» WHAT THE TASK REQUIRES: Copy all lines of the listing that include the string "page".

» AVAILABLE DATA:
────────────────────

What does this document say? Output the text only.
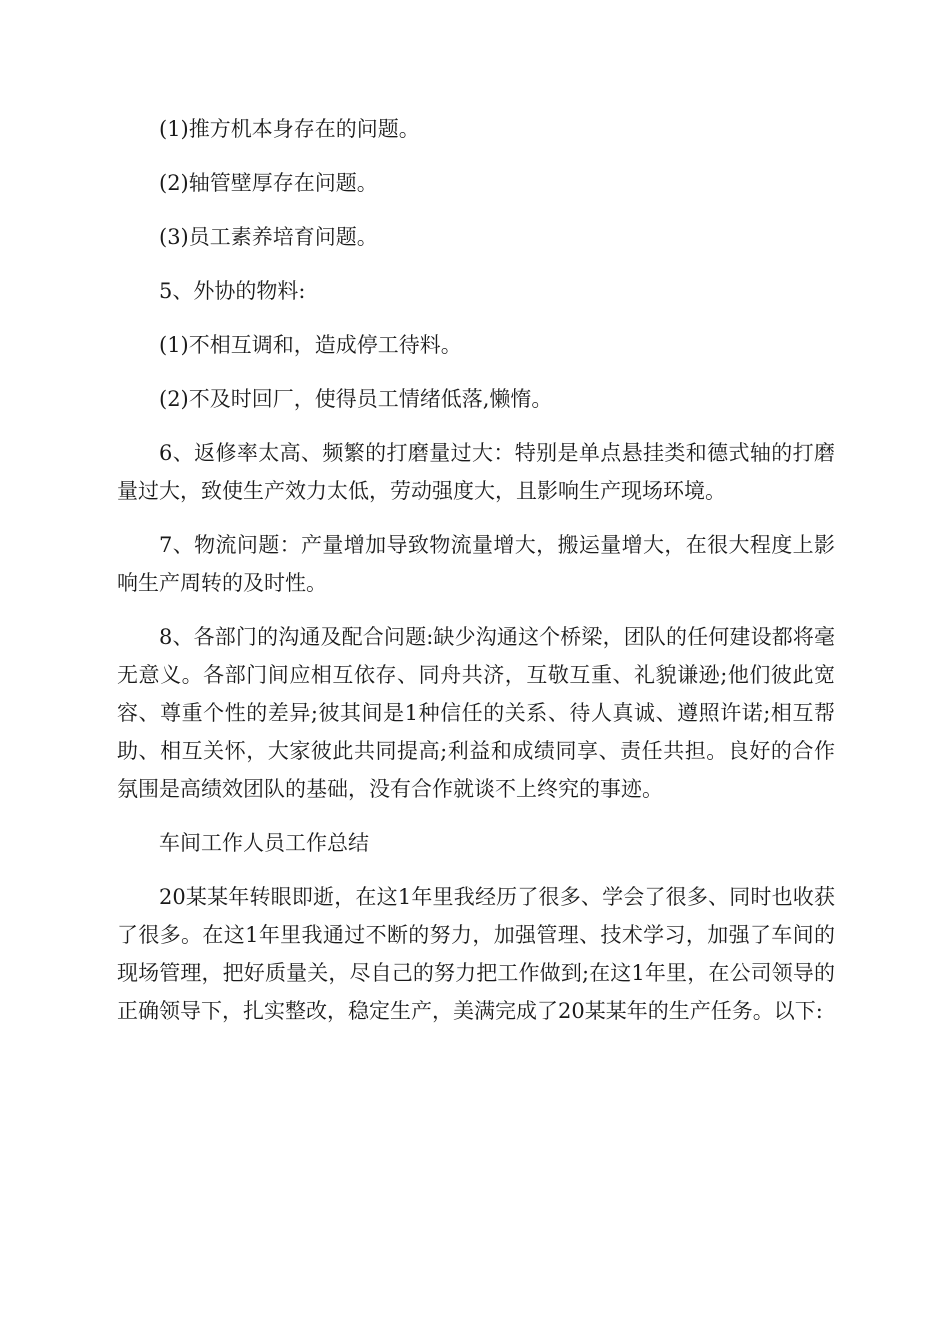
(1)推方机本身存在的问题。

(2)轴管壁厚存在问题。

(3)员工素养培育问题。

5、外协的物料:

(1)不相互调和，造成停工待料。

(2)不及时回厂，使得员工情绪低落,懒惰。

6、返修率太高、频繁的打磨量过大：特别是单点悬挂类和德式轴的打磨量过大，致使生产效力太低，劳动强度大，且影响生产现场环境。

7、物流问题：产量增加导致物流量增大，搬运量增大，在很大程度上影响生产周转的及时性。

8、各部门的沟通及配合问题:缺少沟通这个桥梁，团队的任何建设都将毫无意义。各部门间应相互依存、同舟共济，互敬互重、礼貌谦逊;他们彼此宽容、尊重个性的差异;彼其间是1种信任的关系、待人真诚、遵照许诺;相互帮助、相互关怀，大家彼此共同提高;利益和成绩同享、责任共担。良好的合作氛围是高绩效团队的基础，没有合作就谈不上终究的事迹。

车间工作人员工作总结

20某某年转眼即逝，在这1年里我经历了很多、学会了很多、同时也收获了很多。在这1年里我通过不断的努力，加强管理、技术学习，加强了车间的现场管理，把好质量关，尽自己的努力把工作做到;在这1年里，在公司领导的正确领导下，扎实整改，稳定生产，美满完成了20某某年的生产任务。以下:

────────────────────

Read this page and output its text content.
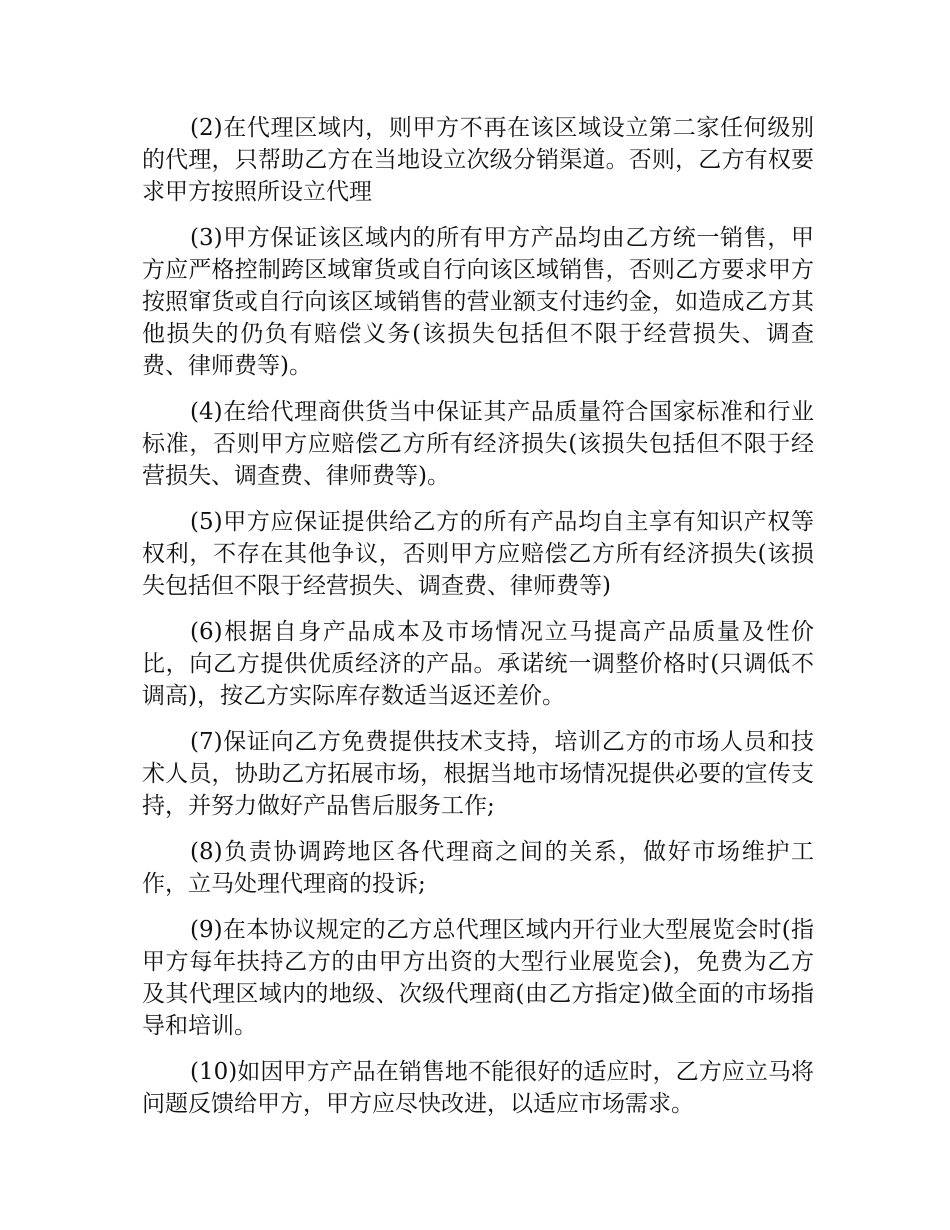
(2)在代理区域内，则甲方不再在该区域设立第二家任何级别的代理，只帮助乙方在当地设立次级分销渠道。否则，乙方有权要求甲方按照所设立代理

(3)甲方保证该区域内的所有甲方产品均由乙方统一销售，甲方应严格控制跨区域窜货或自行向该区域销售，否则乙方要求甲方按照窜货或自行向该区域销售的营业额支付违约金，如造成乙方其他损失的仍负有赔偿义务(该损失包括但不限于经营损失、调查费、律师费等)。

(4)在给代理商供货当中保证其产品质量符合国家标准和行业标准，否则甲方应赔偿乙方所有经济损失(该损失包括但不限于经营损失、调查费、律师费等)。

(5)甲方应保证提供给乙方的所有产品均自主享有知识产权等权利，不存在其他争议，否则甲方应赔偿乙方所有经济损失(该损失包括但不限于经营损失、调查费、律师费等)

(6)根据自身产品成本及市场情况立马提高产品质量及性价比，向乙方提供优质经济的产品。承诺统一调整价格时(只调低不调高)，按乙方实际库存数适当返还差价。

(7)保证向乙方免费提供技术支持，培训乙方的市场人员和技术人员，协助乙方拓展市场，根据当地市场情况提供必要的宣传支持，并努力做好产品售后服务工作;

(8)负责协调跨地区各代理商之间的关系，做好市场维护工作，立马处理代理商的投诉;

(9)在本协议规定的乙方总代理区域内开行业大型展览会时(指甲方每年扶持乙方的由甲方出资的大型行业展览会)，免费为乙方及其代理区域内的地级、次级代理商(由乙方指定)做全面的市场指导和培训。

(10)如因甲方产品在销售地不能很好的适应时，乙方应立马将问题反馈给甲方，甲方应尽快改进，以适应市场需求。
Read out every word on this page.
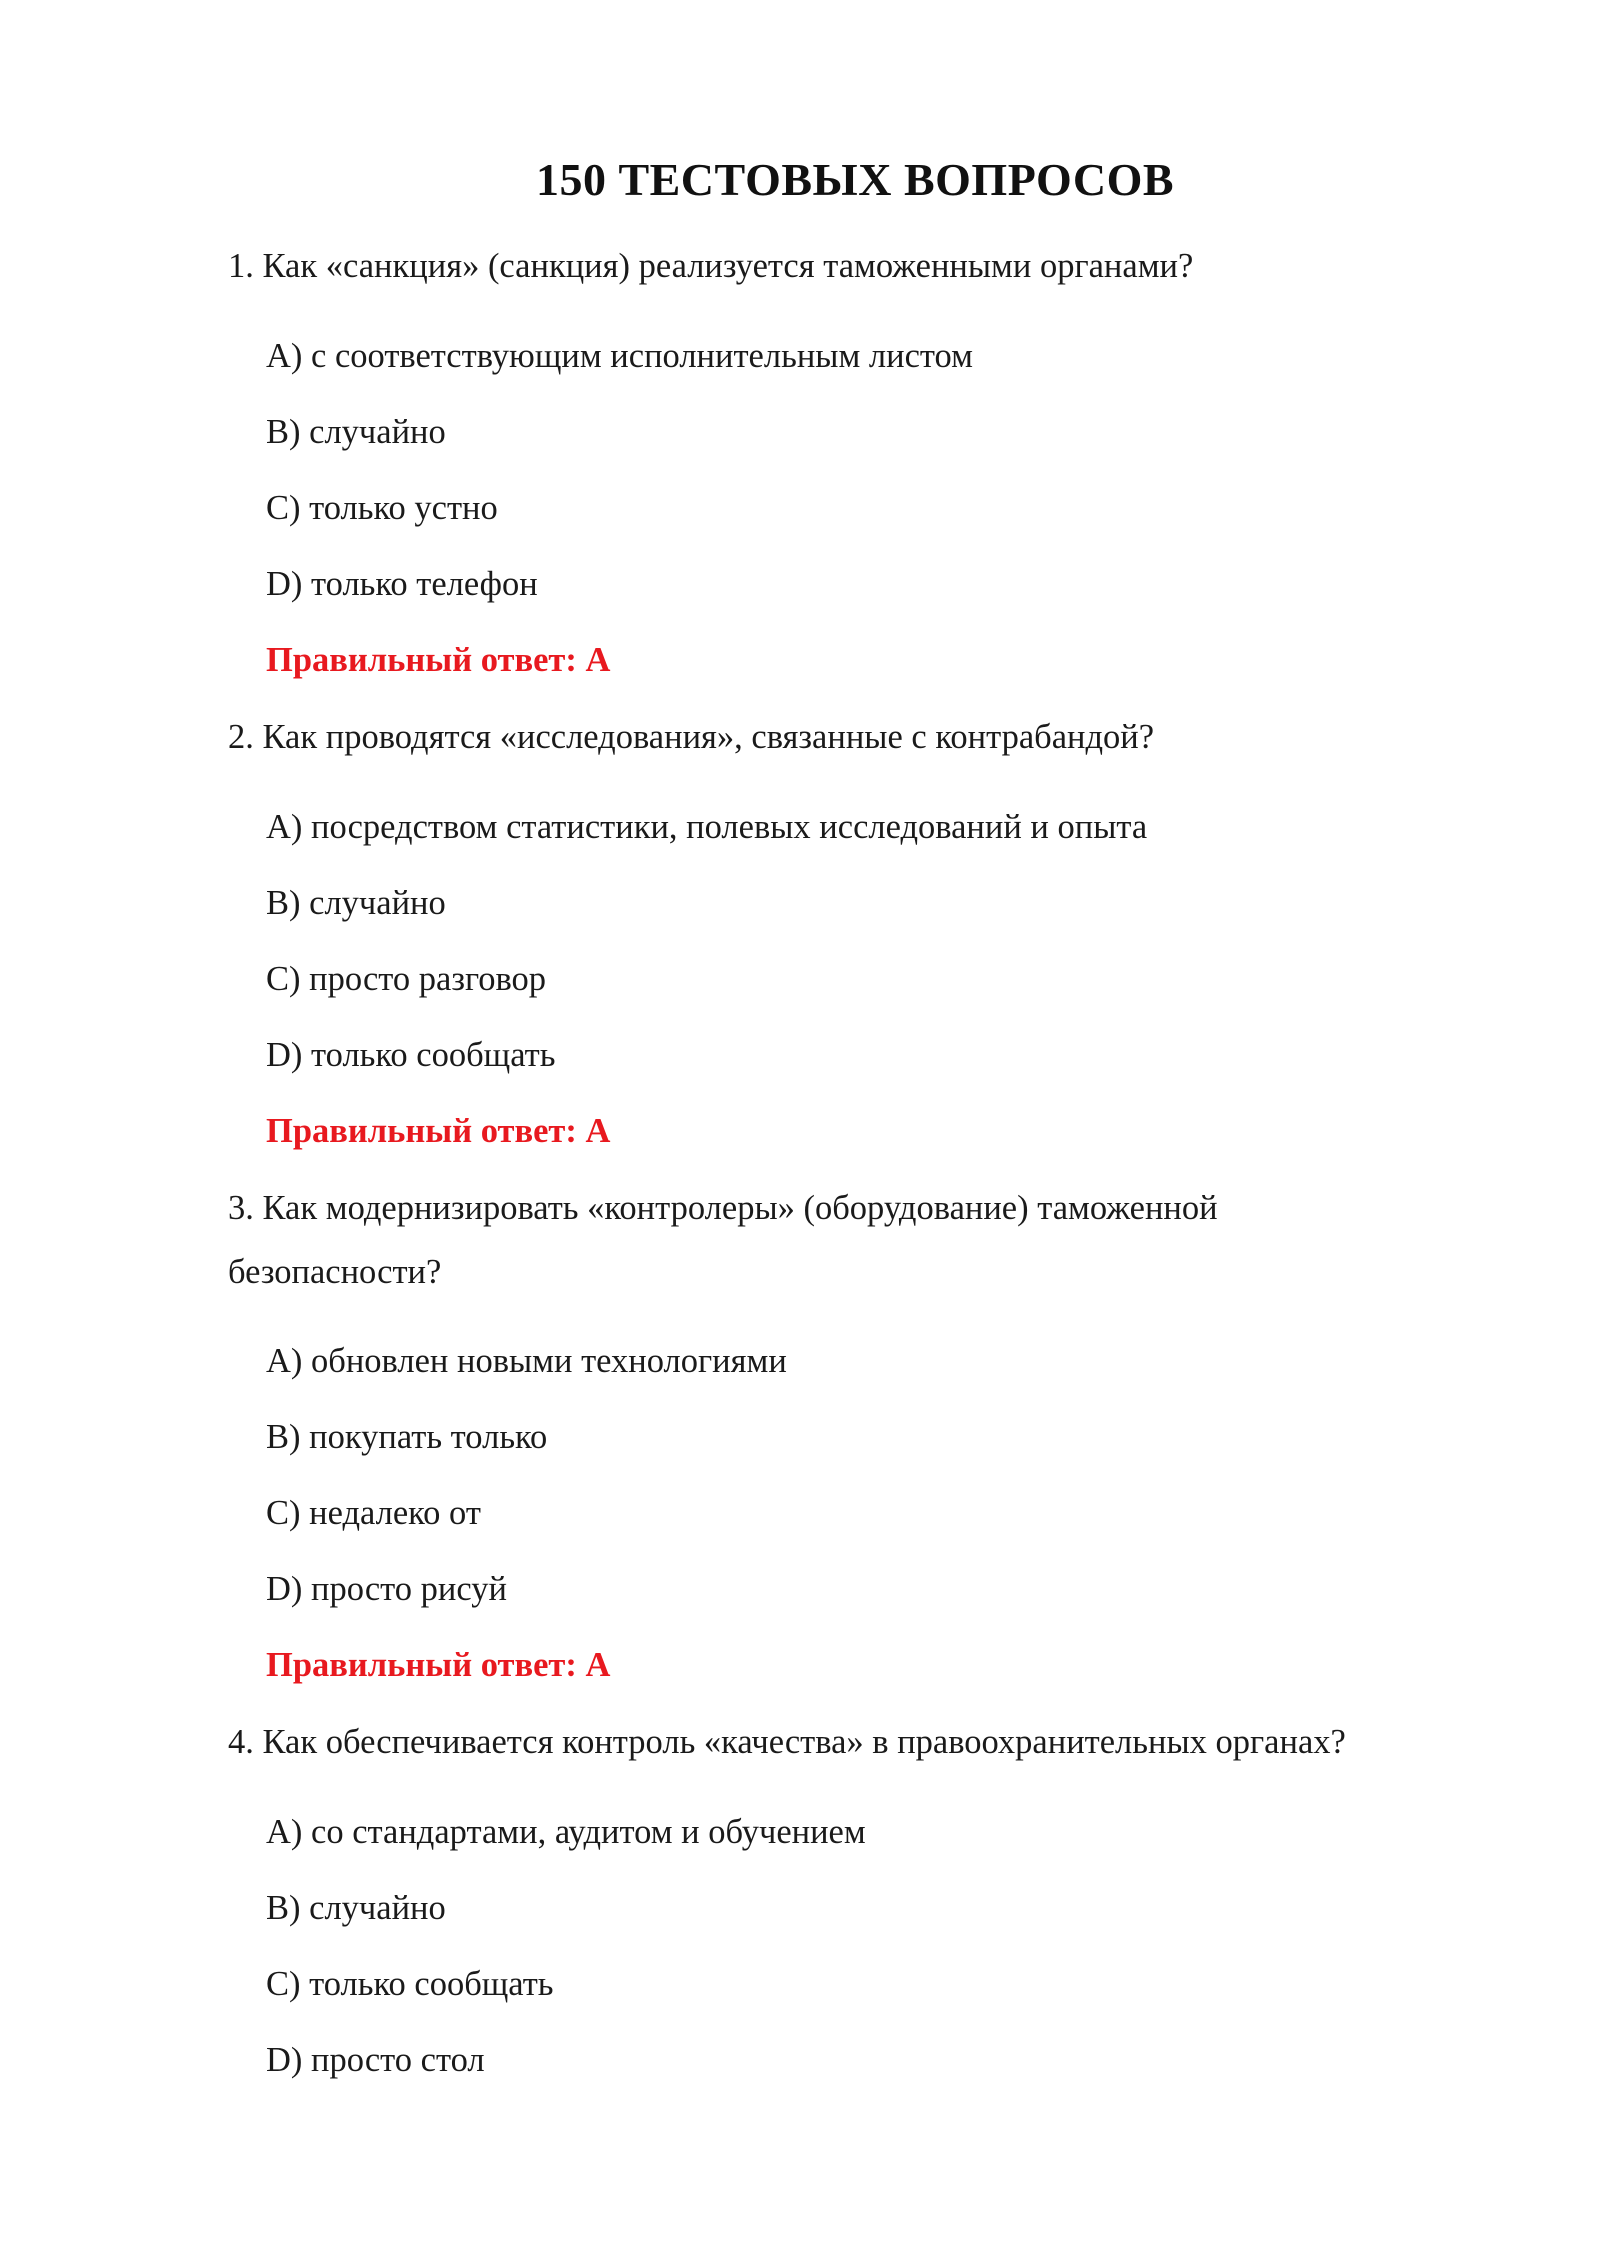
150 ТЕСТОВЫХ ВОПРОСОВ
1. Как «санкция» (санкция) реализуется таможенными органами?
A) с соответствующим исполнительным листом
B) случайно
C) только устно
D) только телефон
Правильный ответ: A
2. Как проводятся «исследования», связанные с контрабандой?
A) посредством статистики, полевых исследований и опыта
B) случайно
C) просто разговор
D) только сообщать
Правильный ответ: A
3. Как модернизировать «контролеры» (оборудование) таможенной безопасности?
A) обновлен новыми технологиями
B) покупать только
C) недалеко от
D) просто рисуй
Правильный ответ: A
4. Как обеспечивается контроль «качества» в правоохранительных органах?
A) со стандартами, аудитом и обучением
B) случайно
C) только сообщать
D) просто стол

────────────────────

» RESULT:
Read this page and output its text content.
Read out every word on this page.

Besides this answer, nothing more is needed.